§ GIVEN TASK
Filter for the word "email" and keep each matching line.

Raw records:
------------------------------

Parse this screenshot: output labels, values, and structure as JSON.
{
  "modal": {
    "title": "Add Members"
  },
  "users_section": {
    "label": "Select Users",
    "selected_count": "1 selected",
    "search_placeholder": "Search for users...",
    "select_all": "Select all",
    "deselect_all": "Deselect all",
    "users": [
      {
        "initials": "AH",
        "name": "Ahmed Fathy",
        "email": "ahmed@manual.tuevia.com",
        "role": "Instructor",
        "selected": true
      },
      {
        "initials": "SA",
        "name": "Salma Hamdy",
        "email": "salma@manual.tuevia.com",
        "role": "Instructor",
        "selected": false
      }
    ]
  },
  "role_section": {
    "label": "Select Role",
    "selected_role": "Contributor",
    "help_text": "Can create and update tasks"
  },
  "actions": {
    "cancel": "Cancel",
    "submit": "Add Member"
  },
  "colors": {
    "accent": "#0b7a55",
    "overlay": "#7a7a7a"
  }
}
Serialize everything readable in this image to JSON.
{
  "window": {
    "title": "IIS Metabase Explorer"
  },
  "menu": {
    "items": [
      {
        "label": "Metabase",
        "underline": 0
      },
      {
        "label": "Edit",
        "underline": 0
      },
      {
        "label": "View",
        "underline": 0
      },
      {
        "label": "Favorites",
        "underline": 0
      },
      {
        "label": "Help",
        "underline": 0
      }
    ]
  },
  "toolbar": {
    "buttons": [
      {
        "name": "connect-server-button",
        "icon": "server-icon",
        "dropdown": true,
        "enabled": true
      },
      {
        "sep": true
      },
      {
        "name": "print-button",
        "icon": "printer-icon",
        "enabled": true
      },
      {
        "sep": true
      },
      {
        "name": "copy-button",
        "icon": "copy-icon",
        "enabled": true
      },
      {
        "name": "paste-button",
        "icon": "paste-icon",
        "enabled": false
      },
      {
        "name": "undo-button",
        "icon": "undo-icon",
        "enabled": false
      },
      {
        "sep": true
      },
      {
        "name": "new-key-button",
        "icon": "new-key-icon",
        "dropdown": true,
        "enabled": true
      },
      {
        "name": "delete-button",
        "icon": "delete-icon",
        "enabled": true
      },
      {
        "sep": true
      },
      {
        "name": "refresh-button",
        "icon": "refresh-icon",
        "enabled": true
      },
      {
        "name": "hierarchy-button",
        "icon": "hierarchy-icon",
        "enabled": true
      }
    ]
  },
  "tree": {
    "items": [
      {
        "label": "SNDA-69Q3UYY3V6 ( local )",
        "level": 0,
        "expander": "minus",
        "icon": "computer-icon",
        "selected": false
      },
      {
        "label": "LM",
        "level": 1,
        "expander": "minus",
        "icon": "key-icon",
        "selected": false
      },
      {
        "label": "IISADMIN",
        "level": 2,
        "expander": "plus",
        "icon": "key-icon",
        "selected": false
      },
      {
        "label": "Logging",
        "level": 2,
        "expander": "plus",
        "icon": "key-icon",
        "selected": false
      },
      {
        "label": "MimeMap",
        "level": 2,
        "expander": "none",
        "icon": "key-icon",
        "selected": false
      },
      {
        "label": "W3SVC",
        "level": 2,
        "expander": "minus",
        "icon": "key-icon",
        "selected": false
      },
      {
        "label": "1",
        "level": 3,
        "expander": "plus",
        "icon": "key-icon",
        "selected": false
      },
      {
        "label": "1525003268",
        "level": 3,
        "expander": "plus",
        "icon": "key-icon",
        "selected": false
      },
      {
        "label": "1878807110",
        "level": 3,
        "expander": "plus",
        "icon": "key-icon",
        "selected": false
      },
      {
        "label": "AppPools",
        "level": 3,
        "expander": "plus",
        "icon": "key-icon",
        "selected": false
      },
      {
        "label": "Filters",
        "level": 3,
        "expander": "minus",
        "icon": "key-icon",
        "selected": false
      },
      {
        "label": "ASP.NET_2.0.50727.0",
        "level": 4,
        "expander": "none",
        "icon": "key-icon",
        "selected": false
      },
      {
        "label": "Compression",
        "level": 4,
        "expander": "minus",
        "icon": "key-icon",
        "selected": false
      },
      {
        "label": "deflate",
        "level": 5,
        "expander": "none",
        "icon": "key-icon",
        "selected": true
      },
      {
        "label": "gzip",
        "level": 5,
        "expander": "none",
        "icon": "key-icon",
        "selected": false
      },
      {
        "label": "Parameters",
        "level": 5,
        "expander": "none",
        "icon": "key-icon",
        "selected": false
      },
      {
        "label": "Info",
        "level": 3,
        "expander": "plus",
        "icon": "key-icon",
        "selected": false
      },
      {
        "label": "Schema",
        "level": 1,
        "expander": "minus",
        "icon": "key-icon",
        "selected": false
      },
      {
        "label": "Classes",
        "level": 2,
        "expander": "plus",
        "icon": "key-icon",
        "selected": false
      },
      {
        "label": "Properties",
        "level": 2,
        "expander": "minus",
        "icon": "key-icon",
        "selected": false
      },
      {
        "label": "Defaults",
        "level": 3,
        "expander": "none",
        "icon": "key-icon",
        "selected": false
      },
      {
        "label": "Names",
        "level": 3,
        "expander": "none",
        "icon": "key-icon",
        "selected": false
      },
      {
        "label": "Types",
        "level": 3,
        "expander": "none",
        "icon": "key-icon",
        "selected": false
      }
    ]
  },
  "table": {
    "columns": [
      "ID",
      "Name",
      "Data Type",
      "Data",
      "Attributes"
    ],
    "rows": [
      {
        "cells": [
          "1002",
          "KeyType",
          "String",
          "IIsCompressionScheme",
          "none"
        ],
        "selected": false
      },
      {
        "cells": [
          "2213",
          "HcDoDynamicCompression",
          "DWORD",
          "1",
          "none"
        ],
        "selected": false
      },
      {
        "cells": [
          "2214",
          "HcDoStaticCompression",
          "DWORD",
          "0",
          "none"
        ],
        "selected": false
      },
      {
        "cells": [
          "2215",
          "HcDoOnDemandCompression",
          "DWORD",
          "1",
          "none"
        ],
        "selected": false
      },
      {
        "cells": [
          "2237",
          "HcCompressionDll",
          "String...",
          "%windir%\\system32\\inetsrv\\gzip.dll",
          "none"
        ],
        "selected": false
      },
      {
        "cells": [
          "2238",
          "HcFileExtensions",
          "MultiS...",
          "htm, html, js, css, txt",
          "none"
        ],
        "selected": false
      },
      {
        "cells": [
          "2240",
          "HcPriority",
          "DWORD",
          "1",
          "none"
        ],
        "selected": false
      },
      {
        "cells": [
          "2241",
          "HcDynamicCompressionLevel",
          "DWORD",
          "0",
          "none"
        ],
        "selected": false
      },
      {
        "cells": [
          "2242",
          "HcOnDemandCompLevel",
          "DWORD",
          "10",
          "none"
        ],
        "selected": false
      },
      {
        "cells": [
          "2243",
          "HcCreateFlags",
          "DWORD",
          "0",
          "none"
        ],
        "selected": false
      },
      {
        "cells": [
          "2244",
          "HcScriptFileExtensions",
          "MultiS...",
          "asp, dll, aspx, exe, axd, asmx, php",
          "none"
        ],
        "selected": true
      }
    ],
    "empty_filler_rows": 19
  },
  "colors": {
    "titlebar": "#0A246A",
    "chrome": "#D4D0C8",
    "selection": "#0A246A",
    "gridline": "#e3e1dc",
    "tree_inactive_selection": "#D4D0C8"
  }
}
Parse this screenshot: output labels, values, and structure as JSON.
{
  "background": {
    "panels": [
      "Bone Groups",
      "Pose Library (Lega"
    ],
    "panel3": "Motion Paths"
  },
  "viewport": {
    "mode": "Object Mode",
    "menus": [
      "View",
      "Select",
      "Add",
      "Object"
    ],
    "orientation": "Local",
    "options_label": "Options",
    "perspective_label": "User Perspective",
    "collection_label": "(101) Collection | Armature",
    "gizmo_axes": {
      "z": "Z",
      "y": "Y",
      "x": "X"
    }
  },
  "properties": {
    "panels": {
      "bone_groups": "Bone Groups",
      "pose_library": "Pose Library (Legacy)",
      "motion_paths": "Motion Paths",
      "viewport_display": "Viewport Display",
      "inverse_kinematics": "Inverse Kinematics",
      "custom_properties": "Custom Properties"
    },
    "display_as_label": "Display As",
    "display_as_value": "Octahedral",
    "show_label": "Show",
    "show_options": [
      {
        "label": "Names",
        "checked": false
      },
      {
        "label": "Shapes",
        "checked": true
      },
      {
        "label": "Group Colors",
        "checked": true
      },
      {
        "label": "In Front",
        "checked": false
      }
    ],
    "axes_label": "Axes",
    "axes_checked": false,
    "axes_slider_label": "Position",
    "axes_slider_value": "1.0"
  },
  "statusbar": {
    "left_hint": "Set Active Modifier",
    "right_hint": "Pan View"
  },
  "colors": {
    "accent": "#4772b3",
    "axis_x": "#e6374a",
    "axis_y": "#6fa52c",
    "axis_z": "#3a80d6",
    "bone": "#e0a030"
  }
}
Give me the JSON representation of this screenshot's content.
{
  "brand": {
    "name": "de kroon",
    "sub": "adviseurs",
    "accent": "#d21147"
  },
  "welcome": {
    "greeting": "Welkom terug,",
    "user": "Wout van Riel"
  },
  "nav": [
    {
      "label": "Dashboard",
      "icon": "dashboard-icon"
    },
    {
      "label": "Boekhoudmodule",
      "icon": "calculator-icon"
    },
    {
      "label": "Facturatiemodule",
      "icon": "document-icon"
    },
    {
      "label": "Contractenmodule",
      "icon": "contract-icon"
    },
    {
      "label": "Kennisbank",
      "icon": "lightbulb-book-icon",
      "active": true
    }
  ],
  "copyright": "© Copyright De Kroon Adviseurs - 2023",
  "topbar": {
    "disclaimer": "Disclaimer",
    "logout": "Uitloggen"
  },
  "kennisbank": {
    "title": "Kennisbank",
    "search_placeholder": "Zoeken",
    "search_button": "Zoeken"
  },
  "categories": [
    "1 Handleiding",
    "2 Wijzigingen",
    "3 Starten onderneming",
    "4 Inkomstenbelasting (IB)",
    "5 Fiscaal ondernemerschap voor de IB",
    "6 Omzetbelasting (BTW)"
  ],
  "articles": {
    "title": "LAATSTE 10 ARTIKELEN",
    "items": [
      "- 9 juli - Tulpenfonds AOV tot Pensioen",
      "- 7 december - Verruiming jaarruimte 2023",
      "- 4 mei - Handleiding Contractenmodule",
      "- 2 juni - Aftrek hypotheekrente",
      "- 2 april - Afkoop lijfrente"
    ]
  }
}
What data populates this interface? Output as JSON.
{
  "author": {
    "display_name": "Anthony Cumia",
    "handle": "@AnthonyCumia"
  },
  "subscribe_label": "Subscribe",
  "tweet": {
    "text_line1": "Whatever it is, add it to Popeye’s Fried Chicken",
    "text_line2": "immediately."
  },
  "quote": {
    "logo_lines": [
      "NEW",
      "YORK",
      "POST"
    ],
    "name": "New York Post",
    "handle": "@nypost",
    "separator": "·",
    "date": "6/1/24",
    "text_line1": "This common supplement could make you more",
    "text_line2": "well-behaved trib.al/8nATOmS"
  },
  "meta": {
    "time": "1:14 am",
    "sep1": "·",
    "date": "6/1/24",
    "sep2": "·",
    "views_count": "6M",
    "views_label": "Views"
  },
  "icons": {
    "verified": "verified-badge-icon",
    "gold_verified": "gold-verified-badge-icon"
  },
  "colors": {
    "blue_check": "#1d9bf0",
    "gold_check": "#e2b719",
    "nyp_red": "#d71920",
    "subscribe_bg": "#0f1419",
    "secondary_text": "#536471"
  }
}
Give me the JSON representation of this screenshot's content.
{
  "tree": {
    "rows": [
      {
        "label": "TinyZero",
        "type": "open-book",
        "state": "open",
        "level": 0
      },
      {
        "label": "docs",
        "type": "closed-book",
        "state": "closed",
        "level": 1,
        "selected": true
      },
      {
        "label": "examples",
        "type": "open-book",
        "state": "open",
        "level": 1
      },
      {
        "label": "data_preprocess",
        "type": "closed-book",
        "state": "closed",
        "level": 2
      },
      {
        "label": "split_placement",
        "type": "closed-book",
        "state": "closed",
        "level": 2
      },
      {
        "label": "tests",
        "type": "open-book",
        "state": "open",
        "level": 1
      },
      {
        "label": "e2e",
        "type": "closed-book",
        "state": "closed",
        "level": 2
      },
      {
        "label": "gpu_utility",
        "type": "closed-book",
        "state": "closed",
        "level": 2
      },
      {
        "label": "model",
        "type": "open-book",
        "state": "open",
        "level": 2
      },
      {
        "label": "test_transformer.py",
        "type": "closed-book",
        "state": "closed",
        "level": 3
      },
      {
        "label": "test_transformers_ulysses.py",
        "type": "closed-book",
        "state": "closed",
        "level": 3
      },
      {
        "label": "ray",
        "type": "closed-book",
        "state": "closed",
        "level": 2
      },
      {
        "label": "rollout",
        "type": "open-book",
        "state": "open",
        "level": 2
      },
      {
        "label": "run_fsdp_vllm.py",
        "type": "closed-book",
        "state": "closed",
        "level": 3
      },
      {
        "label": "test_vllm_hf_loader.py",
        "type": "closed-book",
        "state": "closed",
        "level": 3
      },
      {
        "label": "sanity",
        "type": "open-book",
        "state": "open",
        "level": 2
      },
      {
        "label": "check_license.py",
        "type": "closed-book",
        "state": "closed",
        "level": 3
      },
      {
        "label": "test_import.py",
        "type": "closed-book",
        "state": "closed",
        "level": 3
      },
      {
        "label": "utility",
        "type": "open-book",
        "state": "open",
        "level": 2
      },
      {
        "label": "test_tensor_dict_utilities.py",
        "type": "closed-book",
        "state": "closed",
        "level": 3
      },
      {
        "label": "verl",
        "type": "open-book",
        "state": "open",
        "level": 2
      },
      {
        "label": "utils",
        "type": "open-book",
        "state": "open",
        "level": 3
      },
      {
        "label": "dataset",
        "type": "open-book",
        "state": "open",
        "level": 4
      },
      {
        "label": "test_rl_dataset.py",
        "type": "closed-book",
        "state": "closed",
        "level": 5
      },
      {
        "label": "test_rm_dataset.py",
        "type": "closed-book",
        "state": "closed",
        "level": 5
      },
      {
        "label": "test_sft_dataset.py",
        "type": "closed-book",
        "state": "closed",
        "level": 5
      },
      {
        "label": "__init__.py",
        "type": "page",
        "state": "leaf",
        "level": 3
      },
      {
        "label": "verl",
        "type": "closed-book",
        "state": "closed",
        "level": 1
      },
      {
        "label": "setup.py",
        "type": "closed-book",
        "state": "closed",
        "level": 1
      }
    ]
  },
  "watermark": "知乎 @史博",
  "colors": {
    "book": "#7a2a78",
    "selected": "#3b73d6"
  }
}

------------------------------

§ RIGHT ANSWER
        "email": "ahmed@manual.tuevia.com",
        "email": "salma@manual.tuevia.com",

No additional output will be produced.